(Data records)
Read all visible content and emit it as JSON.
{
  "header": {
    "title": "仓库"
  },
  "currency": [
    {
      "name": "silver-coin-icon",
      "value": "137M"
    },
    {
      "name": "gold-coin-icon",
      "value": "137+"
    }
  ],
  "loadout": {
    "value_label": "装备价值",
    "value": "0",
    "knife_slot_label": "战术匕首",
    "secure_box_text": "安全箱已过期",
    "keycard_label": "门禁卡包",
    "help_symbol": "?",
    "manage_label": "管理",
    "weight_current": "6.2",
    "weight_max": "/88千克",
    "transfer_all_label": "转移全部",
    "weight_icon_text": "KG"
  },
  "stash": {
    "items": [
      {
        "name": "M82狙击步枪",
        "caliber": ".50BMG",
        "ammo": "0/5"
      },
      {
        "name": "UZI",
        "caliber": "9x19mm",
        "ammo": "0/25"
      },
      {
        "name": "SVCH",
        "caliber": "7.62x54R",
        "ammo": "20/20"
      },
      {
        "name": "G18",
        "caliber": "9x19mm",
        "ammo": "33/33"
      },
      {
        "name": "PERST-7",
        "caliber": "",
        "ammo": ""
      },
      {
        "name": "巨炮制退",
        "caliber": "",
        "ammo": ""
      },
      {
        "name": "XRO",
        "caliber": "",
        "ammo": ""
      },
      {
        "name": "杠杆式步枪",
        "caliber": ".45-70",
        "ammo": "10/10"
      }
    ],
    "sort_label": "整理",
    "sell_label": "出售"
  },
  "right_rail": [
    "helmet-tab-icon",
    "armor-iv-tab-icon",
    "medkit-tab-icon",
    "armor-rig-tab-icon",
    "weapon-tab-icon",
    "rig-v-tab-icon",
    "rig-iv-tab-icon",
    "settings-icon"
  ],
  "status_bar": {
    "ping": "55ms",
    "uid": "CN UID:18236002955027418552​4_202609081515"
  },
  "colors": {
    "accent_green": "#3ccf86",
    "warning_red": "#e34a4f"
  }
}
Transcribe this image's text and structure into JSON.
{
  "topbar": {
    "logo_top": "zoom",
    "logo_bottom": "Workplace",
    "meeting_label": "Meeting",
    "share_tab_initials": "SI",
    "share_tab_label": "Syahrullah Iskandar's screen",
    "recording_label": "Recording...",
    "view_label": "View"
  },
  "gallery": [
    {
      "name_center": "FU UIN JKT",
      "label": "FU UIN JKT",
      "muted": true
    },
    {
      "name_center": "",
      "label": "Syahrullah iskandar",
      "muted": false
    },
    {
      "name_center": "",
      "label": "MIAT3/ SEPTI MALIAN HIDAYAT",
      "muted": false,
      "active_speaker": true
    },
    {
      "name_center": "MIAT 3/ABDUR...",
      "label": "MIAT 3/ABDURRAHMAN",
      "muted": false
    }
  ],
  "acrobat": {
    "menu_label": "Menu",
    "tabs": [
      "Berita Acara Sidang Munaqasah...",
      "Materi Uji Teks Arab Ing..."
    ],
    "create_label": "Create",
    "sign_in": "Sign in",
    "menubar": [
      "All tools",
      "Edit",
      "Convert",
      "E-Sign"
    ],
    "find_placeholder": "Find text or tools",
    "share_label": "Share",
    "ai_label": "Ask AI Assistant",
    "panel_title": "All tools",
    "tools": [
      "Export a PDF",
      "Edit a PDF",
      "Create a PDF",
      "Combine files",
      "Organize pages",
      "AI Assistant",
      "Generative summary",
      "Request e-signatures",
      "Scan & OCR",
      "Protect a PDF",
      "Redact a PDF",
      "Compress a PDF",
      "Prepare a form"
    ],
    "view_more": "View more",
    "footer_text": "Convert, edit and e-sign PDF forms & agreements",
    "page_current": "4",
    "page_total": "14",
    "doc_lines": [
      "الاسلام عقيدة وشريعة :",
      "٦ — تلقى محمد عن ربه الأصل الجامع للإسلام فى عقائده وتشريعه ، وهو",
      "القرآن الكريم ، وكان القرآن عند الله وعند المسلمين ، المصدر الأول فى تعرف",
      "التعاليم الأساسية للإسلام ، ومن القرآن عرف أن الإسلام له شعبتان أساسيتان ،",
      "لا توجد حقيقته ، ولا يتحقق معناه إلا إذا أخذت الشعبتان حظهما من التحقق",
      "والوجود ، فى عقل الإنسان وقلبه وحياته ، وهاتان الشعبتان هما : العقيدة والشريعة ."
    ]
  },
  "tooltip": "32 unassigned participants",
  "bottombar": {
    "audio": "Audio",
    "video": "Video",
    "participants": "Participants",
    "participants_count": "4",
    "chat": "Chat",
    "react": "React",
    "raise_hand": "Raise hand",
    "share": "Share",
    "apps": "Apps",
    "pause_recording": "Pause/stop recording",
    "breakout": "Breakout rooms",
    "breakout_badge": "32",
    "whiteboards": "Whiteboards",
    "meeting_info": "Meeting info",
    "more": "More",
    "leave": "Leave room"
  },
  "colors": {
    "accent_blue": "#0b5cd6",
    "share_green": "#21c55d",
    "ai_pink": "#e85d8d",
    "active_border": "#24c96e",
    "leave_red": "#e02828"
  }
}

* [TASK TO COMPLETE]:
The records above should be repeated in full, exactly as given.

* [FINISHED EXERCISE]:
Read all visible content and emit it as JSON.
{
  "header": {
    "title": "仓库"
  },
  "currency": [
    {
      "name": "silver-coin-icon",
      "value": "137M"
    },
    {
      "name": "gold-coin-icon",
      "value": "137+"
    }
  ],
  "loadout": {
    "value_label": "装备价值",
    "value": "0",
    "knife_slot_label": "战术匕首",
    "secure_box_text": "安全箱已过期",
    "keycard_label": "门禁卡包",
    "help_symbol": "?",
    "manage_label": "管理",
    "weight_current": "6.2",
    "weight_max": "/88千克",
    "transfer_all_label": "转移全部",
    "weight_icon_text": "KG"
  },
  "stash": {
    "items": [
      {
        "name": "M82狙击步枪",
        "caliber": ".50BMG",
        "ammo": "0/5"
      },
      {
        "name": "UZI",
        "caliber": "9x19mm",
        "ammo": "0/25"
      },
      {
        "name": "SVCH",
        "caliber": "7.62x54R",
        "ammo": "20/20"
      },
      {
        "name": "G18",
        "caliber": "9x19mm",
        "ammo": "33/33"
      },
      {
        "name": "PERST-7",
        "caliber": "",
        "ammo": ""
      },
      {
        "name": "巨炮制退",
        "caliber": "",
        "ammo": ""
      },
      {
        "name": "XRO",
        "caliber": "",
        "ammo": ""
      },
      {
        "name": "杠杆式步枪",
        "caliber": ".45-70",
        "ammo": "10/10"
      }
    ],
    "sort_label": "整理",
    "sell_label": "出售"
  },
  "right_rail": [
    "helmet-tab-icon",
    "armor-iv-tab-icon",
    "medkit-tab-icon",
    "armor-rig-tab-icon",
    "weapon-tab-icon",
    "rig-v-tab-icon",
    "rig-iv-tab-icon",
    "settings-icon"
  ],
  "status_bar": {
    "ping": "55ms",
    "uid": "CN UID:18236002955027418552​4_202609081515"
  },
  "colors": {
    "accent_green": "#3ccf86",
    "warning_red": "#e34a4f"
  }
}
Transcribe this image's text and structure into JSON.
{
  "topbar": {
    "logo_top": "zoom",
    "logo_bottom": "Workplace",
    "meeting_label": "Meeting",
    "share_tab_initials": "SI",
    "share_tab_label": "Syahrullah Iskandar's screen",
    "recording_label": "Recording...",
    "view_label": "View"
  },
  "gallery": [
    {
      "name_center": "FU UIN JKT",
      "label": "FU UIN JKT",
      "muted": true
    },
    {
      "name_center": "",
      "label": "Syahrullah iskandar",
      "muted": false
    },
    {
      "name_center": "",
      "label": "MIAT3/ SEPTI MALIAN HIDAYAT",
      "muted": false,
      "active_speaker": true
    },
    {
      "name_center": "MIAT 3/ABDUR...",
      "label": "MIAT 3/ABDURRAHMAN",
      "muted": false
    }
  ],
  "acrobat": {
    "menu_label": "Menu",
    "tabs": [
      "Berita Acara Sidang Munaqasah...",
      "Materi Uji Teks Arab Ing..."
    ],
    "create_label": "Create",
    "sign_in": "Sign in",
    "menubar": [
      "All tools",
      "Edit",
      "Convert",
      "E-Sign"
    ],
    "find_placeholder": "Find text or tools",
    "share_label": "Share",
    "ai_label": "Ask AI Assistant",
    "panel_title": "All tools",
    "tools": [
      "Export a PDF",
      "Edit a PDF",
      "Create a PDF",
      "Combine files",
      "Organize pages",
      "AI Assistant",
      "Generative summary",
      "Request e-signatures",
      "Scan & OCR",
      "Protect a PDF",
      "Redact a PDF",
      "Compress a PDF",
      "Prepare a form"
    ],
    "view_more": "View more",
    "footer_text": "Convert, edit and e-sign PDF forms & agreements",
    "page_current": "4",
    "page_total": "14",
    "doc_lines": [
      "الاسلام عقيدة وشريعة :",
      "٦ — تلقى محمد عن ربه الأصل الجامع للإسلام فى عقائده وتشريعه ، وهو",
      "القرآن الكريم ، وكان القرآن عند الله وعند المسلمين ، المصدر الأول فى تعرف",
      "التعاليم الأساسية للإسلام ، ومن القرآن عرف أن الإسلام له شعبتان أساسيتان ،",
      "لا توجد حقيقته ، ولا يتحقق معناه إلا إذا أخذت الشعبتان حظهما من التحقق",
      "والوجود ، فى عقل الإنسان وقلبه وحياته ، وهاتان الشعبتان هما : العقيدة والشريعة ."
    ]
  },
  "tooltip": "32 unassigned participants",
  "bottombar": {
    "audio": "Audio",
    "video": "Video",
    "participants": "Participants",
    "participants_count": "4",
    "chat": "Chat",
    "react": "React",
    "raise_hand": "Raise hand",
    "share": "Share",
    "apps": "Apps",
    "pause_recording": "Pause/stop recording",
    "breakout": "Breakout rooms",
    "breakout_badge": "32",
    "whiteboards": "Whiteboards",
    "meeting_info": "Meeting info",
    "more": "More",
    "leave": "Leave room"
  },
  "colors": {
    "accent_blue": "#0b5cd6",
    "share_green": "#21c55d",
    "ai_pink": "#e85d8d",
    "active_border": "#24c96e",
    "leave_red": "#e02828"
  }
}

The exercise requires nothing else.